▶ **TASK BRIEF**:
Count the lines below that contain the word "this", and give only that number.
· · ·
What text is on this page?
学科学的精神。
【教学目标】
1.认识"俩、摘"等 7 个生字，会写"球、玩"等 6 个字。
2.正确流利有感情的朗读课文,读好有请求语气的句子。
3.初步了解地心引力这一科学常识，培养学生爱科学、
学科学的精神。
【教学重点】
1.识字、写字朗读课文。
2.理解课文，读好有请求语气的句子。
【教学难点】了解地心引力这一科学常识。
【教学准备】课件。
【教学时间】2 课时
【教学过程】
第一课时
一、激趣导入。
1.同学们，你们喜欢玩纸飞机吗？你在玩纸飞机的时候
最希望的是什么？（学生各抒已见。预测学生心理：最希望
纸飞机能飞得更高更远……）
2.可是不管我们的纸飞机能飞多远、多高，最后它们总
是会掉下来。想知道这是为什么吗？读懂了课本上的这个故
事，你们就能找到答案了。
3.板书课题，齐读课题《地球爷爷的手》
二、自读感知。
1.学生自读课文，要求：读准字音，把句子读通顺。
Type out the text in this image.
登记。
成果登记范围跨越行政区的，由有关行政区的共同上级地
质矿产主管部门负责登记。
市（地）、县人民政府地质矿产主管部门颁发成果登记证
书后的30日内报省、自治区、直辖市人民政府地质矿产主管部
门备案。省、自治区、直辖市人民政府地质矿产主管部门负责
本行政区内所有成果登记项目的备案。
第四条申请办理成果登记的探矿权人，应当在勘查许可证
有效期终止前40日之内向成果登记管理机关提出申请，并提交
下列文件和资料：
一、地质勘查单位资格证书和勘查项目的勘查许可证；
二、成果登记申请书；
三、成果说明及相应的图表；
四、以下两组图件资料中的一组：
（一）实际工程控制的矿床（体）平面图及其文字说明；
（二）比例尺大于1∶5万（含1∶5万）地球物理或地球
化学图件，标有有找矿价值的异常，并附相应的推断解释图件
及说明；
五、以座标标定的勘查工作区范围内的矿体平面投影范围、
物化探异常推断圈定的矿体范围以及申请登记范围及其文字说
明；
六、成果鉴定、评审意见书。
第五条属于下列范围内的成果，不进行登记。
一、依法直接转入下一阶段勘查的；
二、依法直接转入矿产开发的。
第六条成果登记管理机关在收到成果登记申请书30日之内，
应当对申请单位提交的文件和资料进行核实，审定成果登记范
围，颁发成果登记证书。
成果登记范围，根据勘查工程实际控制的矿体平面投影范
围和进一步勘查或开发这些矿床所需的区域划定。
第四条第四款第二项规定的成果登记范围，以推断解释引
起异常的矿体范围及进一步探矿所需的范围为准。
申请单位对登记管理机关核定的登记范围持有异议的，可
· · ·
▶ **ANSWER TO THE TASK**:
2